What you should do: Your reply should be a single number: how many lines contain the string "Windows".

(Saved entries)
= = = = =
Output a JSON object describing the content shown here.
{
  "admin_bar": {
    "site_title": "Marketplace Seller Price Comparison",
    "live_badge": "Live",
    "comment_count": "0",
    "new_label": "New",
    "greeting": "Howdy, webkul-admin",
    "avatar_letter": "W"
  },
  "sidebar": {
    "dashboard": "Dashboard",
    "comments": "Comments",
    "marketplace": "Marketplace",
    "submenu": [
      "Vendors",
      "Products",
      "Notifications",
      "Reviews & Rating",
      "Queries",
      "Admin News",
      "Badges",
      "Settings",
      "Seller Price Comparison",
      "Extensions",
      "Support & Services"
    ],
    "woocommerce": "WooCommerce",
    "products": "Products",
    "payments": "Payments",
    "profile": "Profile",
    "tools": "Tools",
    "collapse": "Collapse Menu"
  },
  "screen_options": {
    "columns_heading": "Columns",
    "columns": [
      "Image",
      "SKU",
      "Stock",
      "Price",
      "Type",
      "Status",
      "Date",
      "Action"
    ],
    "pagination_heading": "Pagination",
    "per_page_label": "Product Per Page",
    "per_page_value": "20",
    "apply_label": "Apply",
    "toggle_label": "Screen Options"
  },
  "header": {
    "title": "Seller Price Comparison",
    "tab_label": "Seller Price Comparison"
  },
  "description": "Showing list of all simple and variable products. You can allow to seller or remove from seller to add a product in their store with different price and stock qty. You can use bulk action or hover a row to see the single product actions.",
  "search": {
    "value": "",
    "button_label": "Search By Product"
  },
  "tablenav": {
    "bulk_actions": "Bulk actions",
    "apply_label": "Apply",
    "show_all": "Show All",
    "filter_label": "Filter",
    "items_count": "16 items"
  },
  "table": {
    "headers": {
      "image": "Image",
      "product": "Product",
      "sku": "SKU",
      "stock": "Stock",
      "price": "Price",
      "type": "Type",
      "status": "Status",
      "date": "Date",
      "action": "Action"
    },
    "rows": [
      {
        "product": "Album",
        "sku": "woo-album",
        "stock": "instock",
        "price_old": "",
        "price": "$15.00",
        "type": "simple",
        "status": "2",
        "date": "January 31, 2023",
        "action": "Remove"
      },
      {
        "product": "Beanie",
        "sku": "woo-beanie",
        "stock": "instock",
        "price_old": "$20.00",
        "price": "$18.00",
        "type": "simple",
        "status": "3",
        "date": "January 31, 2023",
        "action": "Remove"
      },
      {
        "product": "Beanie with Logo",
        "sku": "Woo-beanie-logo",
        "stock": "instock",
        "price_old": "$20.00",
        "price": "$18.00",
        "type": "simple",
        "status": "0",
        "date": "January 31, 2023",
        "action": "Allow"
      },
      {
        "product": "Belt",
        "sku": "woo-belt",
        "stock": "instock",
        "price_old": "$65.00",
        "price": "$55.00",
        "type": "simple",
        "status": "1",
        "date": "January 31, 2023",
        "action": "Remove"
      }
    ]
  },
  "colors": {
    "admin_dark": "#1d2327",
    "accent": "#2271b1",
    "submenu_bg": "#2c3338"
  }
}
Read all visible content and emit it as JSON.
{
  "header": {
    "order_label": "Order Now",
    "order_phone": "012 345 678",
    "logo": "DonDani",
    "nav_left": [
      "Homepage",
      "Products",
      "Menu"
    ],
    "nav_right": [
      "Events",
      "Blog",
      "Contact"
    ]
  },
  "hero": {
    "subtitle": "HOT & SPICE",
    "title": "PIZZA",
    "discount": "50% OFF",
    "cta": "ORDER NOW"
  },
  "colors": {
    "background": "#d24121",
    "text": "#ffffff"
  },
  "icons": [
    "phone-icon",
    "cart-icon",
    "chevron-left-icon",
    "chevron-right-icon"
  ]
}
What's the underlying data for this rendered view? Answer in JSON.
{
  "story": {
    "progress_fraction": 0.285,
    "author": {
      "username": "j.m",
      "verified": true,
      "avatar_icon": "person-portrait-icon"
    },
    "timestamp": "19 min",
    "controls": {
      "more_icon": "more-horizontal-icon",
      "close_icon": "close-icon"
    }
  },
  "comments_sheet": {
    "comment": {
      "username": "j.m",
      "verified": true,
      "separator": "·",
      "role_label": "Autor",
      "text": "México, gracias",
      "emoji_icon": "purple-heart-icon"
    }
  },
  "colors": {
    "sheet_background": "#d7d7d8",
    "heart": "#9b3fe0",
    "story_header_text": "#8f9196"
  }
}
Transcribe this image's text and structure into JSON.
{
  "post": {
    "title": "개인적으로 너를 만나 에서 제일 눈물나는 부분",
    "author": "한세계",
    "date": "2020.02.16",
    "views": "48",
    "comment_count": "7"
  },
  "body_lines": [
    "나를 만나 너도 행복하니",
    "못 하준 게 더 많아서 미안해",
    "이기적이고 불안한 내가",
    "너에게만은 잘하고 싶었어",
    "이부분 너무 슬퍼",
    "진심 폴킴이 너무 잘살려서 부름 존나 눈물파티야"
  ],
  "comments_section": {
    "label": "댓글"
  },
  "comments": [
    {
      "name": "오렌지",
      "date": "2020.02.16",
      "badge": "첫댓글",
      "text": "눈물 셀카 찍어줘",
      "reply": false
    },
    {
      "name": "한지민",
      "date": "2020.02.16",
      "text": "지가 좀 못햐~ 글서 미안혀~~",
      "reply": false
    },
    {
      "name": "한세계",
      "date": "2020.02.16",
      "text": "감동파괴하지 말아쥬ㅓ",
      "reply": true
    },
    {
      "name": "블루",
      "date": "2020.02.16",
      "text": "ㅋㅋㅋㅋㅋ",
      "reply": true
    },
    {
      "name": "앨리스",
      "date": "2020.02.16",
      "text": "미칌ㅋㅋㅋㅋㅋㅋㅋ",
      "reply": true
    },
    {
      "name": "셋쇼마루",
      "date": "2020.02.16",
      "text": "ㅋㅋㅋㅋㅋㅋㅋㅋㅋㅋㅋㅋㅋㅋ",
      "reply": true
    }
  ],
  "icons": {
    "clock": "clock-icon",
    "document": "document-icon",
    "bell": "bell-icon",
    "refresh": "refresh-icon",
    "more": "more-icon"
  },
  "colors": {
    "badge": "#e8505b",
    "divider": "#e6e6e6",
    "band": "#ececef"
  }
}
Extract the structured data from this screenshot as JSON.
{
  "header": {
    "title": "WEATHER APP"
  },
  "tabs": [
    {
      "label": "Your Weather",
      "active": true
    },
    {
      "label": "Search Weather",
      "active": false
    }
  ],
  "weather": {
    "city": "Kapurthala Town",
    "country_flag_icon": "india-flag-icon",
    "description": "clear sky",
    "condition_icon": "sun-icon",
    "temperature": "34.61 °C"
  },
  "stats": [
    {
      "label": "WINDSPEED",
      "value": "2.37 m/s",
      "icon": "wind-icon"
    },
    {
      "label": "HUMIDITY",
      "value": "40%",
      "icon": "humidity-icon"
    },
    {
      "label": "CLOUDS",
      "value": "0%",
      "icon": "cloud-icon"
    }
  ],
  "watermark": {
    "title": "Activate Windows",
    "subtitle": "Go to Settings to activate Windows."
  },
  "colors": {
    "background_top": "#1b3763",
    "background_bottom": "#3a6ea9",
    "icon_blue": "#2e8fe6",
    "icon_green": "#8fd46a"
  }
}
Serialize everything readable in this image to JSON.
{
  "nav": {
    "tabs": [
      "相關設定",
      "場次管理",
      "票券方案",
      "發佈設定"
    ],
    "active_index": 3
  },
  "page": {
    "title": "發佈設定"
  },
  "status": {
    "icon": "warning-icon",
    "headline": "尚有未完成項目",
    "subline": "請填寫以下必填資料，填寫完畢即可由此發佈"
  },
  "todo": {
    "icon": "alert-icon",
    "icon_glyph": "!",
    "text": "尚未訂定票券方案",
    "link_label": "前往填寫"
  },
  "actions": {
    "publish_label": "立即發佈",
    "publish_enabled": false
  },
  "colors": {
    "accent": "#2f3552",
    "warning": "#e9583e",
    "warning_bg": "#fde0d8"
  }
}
= = = = =
Response to this task: 2